Если Медведев хочет искать легитимности, то он должен хотя бы повторить раннего Путина
Так или иначе, в России произошла смена власти (бутафорская или реальная, покажет время), поэтому перед всеми нами с особой остротой стал вопрос: «А что же дальше?» И нынешний, и бывший президент изо всех сил пытались на него ответить, в том числе своими экономическими программами. Было сказано немало хороших и правильных слов: борьба с инфляцией и коррупцией, развитие инновационных технологий, обещание «догнать и перегнать» Великобританию по объему ВВП. Не забыли и о «простых людях», в том числе был подписан указ о поддержке малого и среднего бизнеса. Именно о проблемах и перспективах этого направления российской экономики «Ежедневный журнал» решил поговорить с президентом Института национального проекта «Общественный договор» доктором экономических наук Александром Аузаном.
— Начнем с итогов: как вы оцениваете «путинскую восьмилетку» с точки зрения малого и среднего бизнеса?
— Прежде всего, надо сказать, что этот период был неоднородный. Я бы выделил здесь два совершенно разных этапа: первый — с 2001 по 2003 год и второй — с 2004 по 2008-й. Дело в том, что Путин действительно начал с реформ, которые во многом были ориентированы на поддержку малого и среднего бизнеса. В программе Грефа было специальное направление, которое Путин обозначил как «дебюрократизация», а в терминах программы это называлось «снижение административного барьера для малого и среднего бизнеса». Поскольку я был прямым участником тех работ, то могу сказать, что они шли в абсолютно непривычном для нынешнего руководства стиле. Тогда Греф открыто провозглашал, что такого рода реформы невозможны внутри государственного аппарата, поскольку они направлены против самого аппарата, — а значит, нужна кооперация с различными общественными силами. Так, например, в 2000 году мы проводили «переговорные площадки» по малому и среднему бизнесу, с участием представителей некоммерческих организаций и больших федеральных чиновников в качестве слушателей, для того чтобы определить взаимные претензии бизнеса, общества и государства и найти оптимальное решение. Вот таким образом, в режиме реального диалога с властью, мы подготовили 6 законопроектов — три из них были приняты, при страшном сопротивлении правительства. Надо сказать, что президент Путин тогда, в марте 2001 года, давил на правительство Касьянова, для того чтобы протолкнуть эти законы.
— А с чем, на ваш взгляд, были связаны эти реформы?

- **ПОКАЗАННЫЕ ЗАПИСИ**
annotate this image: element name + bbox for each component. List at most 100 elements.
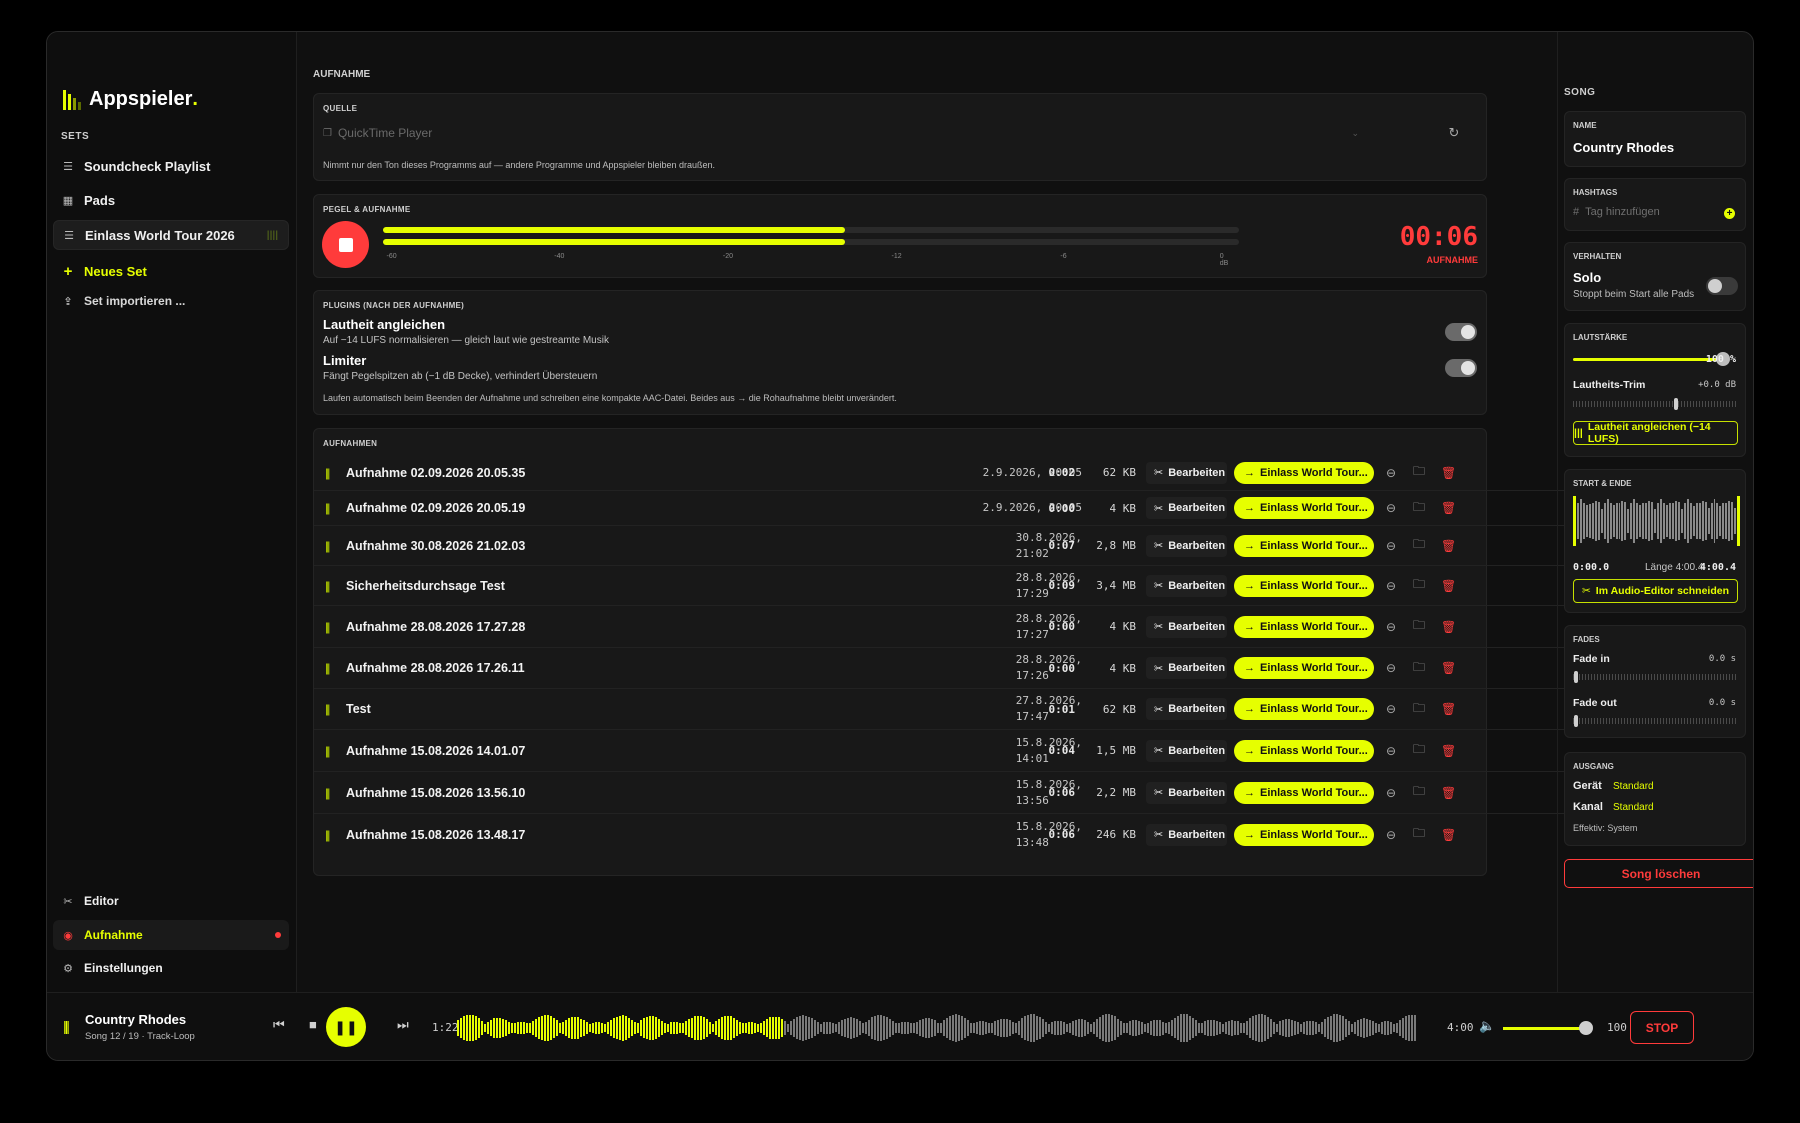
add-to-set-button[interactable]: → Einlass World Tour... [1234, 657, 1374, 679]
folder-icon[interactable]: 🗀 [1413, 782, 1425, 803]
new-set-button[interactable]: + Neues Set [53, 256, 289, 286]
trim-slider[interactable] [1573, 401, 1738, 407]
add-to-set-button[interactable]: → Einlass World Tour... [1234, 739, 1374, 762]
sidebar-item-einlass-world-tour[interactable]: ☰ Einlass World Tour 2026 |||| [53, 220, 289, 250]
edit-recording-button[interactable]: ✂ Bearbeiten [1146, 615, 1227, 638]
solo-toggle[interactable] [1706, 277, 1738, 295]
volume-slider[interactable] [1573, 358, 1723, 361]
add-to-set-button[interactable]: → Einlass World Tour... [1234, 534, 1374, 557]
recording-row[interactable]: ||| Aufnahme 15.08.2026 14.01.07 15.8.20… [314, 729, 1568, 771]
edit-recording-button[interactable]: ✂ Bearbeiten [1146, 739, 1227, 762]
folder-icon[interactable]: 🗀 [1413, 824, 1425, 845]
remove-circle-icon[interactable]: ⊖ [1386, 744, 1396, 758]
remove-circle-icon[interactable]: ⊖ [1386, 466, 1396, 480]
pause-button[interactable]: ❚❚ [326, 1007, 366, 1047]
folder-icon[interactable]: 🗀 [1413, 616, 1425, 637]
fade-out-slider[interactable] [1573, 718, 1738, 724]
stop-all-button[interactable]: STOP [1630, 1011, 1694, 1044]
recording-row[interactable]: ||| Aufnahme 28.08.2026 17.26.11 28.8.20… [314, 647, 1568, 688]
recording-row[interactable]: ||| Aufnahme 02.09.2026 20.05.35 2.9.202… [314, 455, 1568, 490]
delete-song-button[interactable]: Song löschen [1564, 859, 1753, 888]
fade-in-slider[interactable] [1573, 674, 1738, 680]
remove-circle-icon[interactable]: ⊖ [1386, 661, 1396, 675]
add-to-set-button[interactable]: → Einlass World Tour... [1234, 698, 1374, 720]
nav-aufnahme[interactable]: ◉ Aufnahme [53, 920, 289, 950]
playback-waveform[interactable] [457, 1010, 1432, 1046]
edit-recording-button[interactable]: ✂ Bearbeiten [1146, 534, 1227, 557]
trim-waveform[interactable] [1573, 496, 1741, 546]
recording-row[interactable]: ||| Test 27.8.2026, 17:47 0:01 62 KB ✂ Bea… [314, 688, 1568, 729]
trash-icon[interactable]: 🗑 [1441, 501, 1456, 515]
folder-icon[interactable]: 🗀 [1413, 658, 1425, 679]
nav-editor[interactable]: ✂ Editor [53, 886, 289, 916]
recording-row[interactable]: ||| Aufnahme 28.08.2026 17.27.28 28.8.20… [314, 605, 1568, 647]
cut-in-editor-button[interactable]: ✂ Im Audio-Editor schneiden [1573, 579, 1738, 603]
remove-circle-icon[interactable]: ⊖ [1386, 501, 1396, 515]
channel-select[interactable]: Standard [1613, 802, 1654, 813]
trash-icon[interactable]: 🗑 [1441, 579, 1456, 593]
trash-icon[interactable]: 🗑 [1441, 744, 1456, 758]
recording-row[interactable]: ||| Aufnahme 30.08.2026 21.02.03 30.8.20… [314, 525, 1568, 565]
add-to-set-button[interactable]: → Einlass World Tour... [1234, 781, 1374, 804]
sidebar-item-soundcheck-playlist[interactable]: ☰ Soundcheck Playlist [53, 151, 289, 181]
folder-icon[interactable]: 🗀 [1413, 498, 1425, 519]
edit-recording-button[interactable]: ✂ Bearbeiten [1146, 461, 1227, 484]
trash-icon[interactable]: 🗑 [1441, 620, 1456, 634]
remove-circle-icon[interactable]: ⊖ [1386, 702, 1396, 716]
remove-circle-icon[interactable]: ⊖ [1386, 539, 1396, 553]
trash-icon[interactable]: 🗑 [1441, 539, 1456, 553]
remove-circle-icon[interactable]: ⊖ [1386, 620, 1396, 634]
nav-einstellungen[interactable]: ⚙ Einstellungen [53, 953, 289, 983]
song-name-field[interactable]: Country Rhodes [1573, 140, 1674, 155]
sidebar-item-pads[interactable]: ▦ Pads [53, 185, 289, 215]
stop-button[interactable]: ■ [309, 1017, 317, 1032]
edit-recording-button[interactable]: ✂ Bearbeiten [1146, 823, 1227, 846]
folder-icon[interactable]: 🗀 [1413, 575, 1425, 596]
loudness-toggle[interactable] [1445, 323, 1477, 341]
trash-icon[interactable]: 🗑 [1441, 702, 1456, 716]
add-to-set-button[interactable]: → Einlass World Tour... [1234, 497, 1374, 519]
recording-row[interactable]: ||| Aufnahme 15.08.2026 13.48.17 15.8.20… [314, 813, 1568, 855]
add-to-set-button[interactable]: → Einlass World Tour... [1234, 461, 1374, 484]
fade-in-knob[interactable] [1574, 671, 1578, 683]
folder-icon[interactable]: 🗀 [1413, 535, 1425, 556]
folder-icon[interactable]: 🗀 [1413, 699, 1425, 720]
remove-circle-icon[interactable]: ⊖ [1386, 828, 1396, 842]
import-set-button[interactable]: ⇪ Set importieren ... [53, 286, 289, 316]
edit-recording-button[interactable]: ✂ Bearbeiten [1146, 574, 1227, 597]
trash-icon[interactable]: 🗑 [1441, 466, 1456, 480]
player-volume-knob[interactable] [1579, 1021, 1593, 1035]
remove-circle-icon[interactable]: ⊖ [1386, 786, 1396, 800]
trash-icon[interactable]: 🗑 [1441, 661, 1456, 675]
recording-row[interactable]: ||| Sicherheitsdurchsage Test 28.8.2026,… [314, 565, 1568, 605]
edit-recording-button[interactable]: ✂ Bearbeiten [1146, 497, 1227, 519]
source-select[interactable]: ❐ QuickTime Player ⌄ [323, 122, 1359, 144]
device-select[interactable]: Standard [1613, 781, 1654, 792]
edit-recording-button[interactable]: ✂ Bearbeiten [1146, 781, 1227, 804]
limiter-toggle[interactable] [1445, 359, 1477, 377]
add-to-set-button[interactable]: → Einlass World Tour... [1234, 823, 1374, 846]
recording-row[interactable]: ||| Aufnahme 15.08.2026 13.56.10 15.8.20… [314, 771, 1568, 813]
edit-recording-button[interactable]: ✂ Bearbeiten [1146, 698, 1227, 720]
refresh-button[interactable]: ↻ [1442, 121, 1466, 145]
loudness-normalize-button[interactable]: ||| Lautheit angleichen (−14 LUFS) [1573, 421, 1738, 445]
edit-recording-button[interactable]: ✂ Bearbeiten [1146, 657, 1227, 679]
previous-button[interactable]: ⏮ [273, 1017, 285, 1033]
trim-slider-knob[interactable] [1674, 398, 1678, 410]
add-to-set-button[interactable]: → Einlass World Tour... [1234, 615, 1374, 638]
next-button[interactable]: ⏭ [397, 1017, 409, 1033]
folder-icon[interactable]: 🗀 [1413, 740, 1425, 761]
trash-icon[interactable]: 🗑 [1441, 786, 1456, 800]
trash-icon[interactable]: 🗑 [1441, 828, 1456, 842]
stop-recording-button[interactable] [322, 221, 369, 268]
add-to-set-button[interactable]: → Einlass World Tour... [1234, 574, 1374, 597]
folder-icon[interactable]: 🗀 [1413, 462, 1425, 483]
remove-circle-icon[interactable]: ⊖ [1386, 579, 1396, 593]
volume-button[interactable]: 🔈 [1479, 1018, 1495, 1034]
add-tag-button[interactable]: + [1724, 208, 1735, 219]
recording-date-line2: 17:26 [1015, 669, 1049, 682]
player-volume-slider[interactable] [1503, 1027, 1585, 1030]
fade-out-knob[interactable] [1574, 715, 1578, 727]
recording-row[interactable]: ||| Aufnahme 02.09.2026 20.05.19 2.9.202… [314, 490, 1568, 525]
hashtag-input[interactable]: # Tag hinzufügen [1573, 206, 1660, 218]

* * *

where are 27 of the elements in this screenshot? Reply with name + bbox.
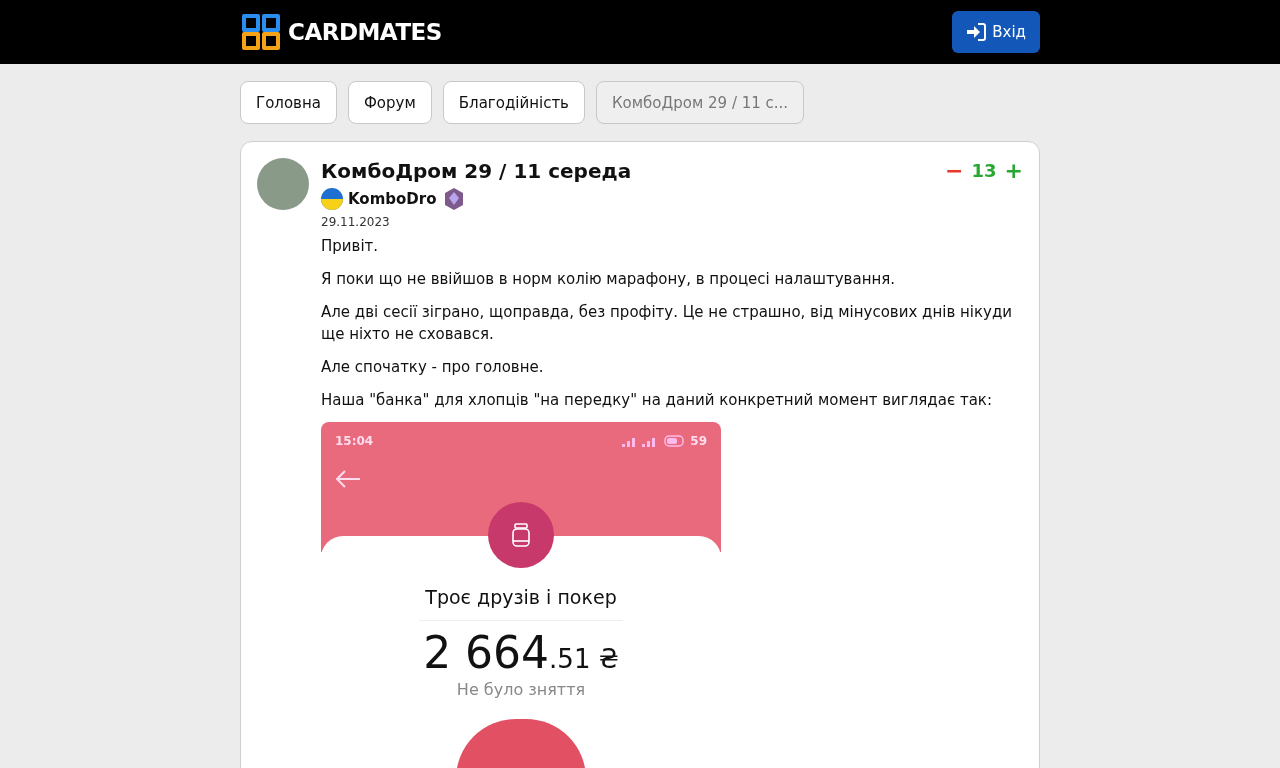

- **ЗАДАНИЕ**
Повторите дословно фрагмент интервью о малом и среднем бизнесе, начиная со слов «Если Медведев хочет» и вплоть до слов «наук Александром Аузаном.».

- **ПОЛНЫЙ ОТВЕТ**
Если Медведев хочет искать легитимности, то он должен хотя бы повторить раннего Путина
Так или иначе, в России произошла смена власти (бутафорская или реальная, покажет время), поэтому перед всеми нами с особой остротой стал вопрос: «А что же дальше?» И нынешний, и бывший президент изо всех сил пытались на него ответить, в том числе своими экономическими программами. Было сказано немало хороших и правильных слов: борьба с инфляцией и коррупцией, развитие инновационных технологий, обещание «догнать и перегнать» Великобританию по объему ВВП. Не забыли и о «простых людях», в том числе был подписан указ о поддержке малого и среднего бизнеса. Именно о проблемах и перспективах этого направления российской экономики «Ежедневный журнал» решил поговорить с президентом Института национального проекта «Общественный договор» доктором экономических наук Александром Аузаном.